_Aim:_ Collect every line of the records below that contains the word "this".

_Records shown:_
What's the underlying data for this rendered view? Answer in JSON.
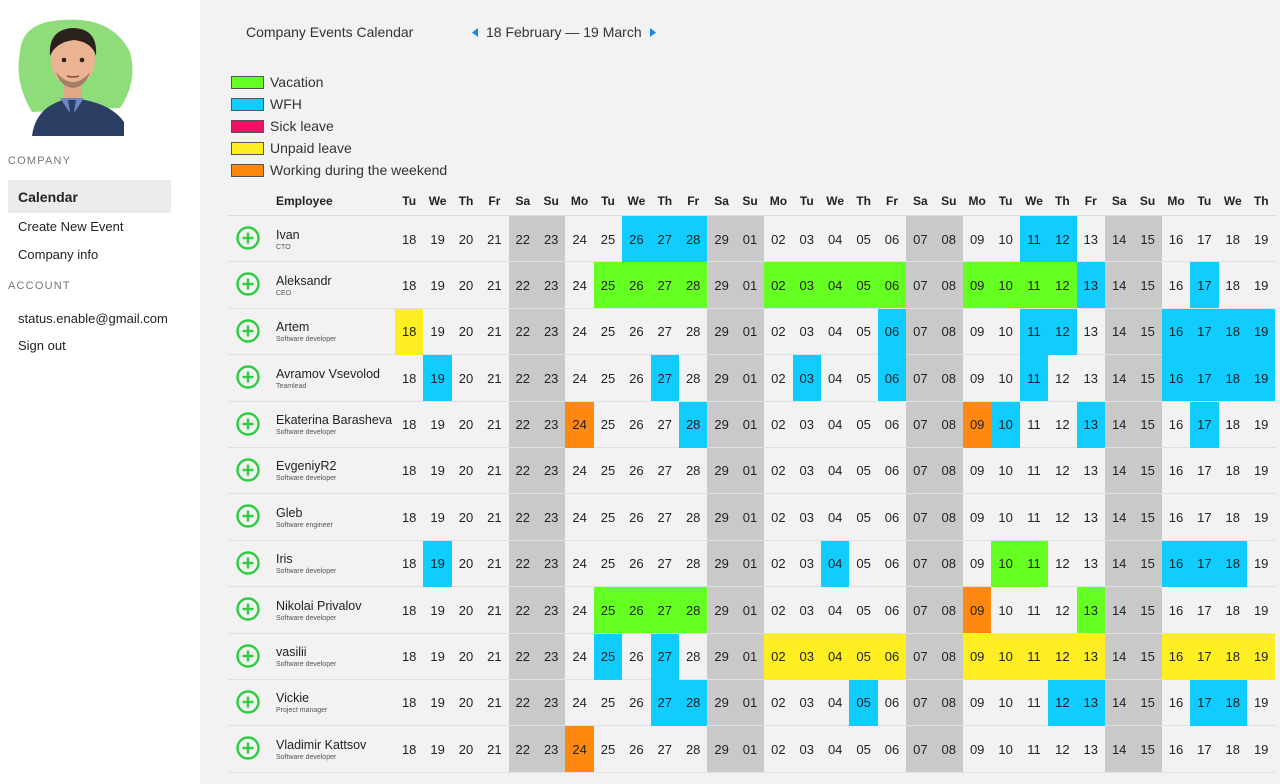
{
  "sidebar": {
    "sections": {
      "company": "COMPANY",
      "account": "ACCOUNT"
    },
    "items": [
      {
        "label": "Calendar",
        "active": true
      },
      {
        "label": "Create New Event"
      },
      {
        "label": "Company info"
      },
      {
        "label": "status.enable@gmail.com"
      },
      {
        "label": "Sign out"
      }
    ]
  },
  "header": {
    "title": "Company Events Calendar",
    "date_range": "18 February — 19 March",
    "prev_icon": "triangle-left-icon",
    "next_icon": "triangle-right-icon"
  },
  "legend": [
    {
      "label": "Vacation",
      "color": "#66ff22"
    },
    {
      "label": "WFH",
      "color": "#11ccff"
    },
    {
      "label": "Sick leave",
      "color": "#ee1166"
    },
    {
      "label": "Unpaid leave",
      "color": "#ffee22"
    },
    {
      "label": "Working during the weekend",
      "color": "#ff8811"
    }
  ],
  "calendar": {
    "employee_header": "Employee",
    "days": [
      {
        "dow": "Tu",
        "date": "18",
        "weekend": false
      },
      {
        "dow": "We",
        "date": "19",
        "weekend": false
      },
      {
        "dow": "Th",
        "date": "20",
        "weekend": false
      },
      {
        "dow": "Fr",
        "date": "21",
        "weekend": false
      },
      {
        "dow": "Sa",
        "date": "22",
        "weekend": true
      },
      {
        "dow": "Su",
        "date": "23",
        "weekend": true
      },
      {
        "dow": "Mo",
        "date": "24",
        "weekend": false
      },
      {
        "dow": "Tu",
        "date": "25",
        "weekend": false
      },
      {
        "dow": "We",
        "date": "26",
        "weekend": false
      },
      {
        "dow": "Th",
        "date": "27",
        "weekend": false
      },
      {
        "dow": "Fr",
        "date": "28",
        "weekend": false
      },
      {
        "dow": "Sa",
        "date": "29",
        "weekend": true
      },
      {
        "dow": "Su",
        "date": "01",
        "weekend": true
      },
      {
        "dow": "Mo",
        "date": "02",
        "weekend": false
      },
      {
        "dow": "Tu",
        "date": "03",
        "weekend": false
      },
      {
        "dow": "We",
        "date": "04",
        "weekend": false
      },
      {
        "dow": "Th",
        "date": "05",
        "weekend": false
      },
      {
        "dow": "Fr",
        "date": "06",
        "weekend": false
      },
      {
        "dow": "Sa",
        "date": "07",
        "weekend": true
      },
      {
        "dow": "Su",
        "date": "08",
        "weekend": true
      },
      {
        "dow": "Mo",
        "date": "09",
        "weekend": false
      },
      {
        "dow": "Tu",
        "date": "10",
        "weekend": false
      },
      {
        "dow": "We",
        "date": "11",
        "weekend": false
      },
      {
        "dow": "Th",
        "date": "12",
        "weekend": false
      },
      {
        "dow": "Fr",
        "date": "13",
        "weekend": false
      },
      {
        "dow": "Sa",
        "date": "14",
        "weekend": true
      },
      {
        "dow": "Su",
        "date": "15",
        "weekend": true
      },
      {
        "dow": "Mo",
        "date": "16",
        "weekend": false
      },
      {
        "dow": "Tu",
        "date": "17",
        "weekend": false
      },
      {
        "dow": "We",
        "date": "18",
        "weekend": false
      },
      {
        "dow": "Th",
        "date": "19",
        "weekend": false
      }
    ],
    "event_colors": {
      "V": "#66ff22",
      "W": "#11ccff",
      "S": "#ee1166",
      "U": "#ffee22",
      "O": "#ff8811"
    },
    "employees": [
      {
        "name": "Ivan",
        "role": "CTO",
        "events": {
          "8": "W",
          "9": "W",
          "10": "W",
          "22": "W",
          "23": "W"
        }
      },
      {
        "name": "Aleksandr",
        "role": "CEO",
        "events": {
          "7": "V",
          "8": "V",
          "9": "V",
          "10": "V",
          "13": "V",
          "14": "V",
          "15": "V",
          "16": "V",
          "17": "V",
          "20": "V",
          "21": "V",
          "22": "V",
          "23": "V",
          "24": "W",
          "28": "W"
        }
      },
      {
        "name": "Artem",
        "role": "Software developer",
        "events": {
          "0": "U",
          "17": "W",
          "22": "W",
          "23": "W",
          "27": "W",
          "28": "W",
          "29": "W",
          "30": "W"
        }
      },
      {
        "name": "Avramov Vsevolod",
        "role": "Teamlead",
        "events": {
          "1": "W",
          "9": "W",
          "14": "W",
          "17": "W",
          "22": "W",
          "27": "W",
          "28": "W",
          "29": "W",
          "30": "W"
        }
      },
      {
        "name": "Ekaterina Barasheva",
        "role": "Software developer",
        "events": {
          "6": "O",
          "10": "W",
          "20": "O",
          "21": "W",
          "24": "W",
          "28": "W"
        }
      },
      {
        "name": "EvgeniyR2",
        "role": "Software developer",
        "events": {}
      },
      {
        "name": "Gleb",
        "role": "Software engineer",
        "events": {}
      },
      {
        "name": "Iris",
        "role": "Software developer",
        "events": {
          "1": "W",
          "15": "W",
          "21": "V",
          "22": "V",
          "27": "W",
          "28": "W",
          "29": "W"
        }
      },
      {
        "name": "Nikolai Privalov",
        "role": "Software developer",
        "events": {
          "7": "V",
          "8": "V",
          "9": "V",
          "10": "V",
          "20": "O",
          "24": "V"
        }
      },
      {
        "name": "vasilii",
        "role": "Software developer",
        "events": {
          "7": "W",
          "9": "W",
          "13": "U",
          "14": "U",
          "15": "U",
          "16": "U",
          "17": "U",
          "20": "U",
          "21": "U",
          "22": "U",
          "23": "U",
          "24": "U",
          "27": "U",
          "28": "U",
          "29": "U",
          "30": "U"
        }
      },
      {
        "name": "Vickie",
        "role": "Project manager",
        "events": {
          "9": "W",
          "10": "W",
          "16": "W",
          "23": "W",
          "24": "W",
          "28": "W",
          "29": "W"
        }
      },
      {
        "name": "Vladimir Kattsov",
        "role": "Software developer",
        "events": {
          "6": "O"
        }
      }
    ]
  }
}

* * *

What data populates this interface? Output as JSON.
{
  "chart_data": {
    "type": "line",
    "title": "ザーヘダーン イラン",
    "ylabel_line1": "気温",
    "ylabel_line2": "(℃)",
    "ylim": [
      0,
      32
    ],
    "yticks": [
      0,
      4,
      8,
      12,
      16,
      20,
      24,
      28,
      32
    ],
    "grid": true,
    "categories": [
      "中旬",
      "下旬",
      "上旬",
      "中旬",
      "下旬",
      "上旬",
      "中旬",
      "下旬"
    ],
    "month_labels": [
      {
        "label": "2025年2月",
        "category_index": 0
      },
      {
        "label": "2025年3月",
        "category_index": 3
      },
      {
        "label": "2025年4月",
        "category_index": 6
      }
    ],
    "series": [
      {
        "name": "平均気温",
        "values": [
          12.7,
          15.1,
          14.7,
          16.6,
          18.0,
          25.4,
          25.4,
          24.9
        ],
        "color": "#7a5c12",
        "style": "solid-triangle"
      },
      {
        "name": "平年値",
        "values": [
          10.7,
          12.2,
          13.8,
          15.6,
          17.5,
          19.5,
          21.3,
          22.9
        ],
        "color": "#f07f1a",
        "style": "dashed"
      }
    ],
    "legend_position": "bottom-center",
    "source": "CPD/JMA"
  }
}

_Complete response:_
What's the underlying data for this rendered view? Answer in JSON.
What data populates this interface? Output as JSON.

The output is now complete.